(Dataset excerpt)
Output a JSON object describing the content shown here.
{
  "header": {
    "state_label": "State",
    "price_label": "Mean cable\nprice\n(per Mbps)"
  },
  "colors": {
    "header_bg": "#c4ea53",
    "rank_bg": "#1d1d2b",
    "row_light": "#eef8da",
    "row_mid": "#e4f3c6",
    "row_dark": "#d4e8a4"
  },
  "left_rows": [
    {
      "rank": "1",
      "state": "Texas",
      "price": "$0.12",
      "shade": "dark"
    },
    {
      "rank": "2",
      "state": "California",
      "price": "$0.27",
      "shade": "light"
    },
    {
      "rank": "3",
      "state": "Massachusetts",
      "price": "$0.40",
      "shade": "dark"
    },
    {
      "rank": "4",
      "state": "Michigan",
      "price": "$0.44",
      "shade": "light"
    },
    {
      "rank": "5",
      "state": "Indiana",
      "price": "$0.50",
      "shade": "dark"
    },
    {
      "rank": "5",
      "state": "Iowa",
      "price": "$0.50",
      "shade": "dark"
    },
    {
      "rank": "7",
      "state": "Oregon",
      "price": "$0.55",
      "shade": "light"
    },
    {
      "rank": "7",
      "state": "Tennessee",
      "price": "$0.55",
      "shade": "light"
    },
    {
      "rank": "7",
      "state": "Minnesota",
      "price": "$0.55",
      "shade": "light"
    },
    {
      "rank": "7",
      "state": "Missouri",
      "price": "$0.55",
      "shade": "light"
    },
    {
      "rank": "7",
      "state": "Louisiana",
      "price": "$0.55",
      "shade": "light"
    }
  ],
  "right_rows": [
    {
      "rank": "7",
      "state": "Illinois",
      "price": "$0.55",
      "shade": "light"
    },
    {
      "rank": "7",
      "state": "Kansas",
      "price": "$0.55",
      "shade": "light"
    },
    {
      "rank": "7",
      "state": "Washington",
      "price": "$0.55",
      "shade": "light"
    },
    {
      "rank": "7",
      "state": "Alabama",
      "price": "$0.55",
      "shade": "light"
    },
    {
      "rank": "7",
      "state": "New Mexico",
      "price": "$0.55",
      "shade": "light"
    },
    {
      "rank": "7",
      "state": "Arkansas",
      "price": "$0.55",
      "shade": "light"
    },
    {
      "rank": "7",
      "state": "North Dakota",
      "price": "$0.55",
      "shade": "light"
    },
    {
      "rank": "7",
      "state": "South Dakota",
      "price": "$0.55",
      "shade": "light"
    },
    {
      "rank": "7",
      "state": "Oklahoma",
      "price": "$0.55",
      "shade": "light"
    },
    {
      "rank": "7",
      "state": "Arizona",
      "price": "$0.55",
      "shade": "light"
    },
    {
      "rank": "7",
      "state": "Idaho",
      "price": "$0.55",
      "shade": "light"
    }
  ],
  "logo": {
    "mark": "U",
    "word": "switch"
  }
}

Description of the task ▸ Transcribe the data. Leave every line exactly as it is.

Response ▸
Output a JSON object describing the content shown here.
{
  "header": {
    "state_label": "State",
    "price_label": "Mean cable\nprice\n(per Mbps)"
  },
  "colors": {
    "header_bg": "#c4ea53",
    "rank_bg": "#1d1d2b",
    "row_light": "#eef8da",
    "row_mid": "#e4f3c6",
    "row_dark": "#d4e8a4"
  },
  "left_rows": [
    {
      "rank": "1",
      "state": "Texas",
      "price": "$0.12",
      "shade": "dark"
    },
    {
      "rank": "2",
      "state": "California",
      "price": "$0.27",
      "shade": "light"
    },
    {
      "rank": "3",
      "state": "Massachusetts",
      "price": "$0.40",
      "shade": "dark"
    },
    {
      "rank": "4",
      "state": "Michigan",
      "price": "$0.44",
      "shade": "light"
    },
    {
      "rank": "5",
      "state": "Indiana",
      "price": "$0.50",
      "shade": "dark"
    },
    {
      "rank": "5",
      "state": "Iowa",
      "price": "$0.50",
      "shade": "dark"
    },
    {
      "rank": "7",
      "state": "Oregon",
      "price": "$0.55",
      "shade": "light"
    },
    {
      "rank": "7",
      "state": "Tennessee",
      "price": "$0.55",
      "shade": "light"
    },
    {
      "rank": "7",
      "state": "Minnesota",
      "price": "$0.55",
      "shade": "light"
    },
    {
      "rank": "7",
      "state": "Missouri",
      "price": "$0.55",
      "shade": "light"
    },
    {
      "rank": "7",
      "state": "Louisiana",
      "price": "$0.55",
      "shade": "light"
    }
  ],
  "right_rows": [
    {
      "rank": "7",
      "state": "Illinois",
      "price": "$0.55",
      "shade": "light"
    },
    {
      "rank": "7",
      "state": "Kansas",
      "price": "$0.55",
      "shade": "light"
    },
    {
      "rank": "7",
      "state": "Washington",
      "price": "$0.55",
      "shade": "light"
    },
    {
      "rank": "7",
      "state": "Alabama",
      "price": "$0.55",
      "shade": "light"
    },
    {
      "rank": "7",
      "state": "New Mexico",
      "price": "$0.55",
      "shade": "light"
    },
    {
      "rank": "7",
      "state": "Arkansas",
      "price": "$0.55",
      "shade": "light"
    },
    {
      "rank": "7",
      "state": "North Dakota",
      "price": "$0.55",
      "shade": "light"
    },
    {
      "rank": "7",
      "state": "South Dakota",
      "price": "$0.55",
      "shade": "light"
    },
    {
      "rank": "7",
      "state": "Oklahoma",
      "price": "$0.55",
      "shade": "light"
    },
    {
      "rank": "7",
      "state": "Arizona",
      "price": "$0.55",
      "shade": "light"
    },
    {
      "rank": "7",
      "state": "Idaho",
      "price": "$0.55",
      "shade": "light"
    }
  ],
  "logo": {
    "mark": "U",
    "word": "switch"
  }
}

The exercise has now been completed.